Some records
▬▬▬▬▬▬

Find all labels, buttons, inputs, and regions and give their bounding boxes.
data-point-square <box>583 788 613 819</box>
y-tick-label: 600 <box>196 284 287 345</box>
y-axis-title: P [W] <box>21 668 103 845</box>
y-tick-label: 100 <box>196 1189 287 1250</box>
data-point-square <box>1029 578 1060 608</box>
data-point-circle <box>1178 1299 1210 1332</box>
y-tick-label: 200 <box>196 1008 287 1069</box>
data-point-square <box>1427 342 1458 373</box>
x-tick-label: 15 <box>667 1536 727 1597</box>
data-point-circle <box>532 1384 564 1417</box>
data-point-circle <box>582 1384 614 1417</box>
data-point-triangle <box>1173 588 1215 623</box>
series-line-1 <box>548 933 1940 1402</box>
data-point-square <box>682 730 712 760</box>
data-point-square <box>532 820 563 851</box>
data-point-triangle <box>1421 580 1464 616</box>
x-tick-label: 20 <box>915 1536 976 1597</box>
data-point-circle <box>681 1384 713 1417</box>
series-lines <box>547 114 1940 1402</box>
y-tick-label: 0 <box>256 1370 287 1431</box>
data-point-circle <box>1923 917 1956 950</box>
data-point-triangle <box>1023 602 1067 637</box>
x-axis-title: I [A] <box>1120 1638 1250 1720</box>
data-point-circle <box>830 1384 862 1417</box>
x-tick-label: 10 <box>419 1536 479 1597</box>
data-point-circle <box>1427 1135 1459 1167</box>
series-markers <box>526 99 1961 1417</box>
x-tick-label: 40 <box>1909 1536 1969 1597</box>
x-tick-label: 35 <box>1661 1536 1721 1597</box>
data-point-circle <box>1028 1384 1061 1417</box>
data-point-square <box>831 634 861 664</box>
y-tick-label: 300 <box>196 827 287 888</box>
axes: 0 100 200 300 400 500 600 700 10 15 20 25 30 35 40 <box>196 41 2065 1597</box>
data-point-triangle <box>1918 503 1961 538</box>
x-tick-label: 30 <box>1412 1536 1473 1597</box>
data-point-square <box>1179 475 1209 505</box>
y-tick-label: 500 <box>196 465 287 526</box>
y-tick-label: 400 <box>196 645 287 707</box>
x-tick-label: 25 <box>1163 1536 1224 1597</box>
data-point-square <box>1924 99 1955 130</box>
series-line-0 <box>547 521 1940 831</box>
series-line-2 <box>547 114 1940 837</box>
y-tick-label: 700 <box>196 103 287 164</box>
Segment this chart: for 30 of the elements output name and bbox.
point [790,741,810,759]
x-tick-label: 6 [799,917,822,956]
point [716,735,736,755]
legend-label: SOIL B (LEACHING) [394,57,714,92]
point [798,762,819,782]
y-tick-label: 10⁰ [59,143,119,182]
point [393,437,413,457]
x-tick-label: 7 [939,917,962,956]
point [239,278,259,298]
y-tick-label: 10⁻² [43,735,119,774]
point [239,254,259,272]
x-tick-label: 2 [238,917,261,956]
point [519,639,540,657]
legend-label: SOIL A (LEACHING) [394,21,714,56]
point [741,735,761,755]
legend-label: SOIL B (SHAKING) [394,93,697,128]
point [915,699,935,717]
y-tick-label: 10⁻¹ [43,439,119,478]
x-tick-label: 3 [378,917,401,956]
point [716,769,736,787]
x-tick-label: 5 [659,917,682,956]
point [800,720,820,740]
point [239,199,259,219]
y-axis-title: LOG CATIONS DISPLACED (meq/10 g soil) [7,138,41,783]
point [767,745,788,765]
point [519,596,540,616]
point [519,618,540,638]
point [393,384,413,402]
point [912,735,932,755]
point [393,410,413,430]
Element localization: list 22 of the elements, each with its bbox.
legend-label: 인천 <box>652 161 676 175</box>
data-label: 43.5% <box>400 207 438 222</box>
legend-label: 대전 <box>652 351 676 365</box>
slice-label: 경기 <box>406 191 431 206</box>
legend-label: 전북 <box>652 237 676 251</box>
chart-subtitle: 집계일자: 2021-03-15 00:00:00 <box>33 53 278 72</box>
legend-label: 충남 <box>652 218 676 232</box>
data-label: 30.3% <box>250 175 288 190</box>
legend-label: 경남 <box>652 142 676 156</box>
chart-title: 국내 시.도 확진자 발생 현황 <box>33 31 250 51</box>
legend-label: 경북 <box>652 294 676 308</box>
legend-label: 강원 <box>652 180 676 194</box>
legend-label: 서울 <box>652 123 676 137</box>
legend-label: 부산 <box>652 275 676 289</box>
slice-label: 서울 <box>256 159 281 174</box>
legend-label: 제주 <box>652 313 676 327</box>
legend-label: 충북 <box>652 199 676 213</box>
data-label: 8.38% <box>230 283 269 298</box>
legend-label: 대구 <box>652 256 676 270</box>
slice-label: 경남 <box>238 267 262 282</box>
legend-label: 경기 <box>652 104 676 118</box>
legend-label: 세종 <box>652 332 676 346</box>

▬▬▬▬▬▬

Exercise brief:
Extract the entries from the first line through the line containing "x-tick-label: 20 <box>915 1536 976 1597</box>", and reproduce each of those lines without any change.

Answer in full:
Find all labels, buttons, inputs, and regions and give their bounding boxes.
data-point-square <box>583 788 613 819</box>
y-tick-label: 600 <box>196 284 287 345</box>
y-axis-title: P [W] <box>21 668 103 845</box>
y-tick-label: 100 <box>196 1189 287 1250</box>
data-point-square <box>1029 578 1060 608</box>
data-point-circle <box>1178 1299 1210 1332</box>
y-tick-label: 200 <box>196 1008 287 1069</box>
data-point-square <box>1427 342 1458 373</box>
x-tick-label: 15 <box>667 1536 727 1597</box>
data-point-circle <box>532 1384 564 1417</box>
data-point-circle <box>582 1384 614 1417</box>
data-point-triangle <box>1173 588 1215 623</box>
series-line-1 <box>548 933 1940 1402</box>
data-point-square <box>682 730 712 760</box>
data-point-square <box>532 820 563 851</box>
data-point-triangle <box>1421 580 1464 616</box>
x-tick-label: 20 <box>915 1536 976 1597</box>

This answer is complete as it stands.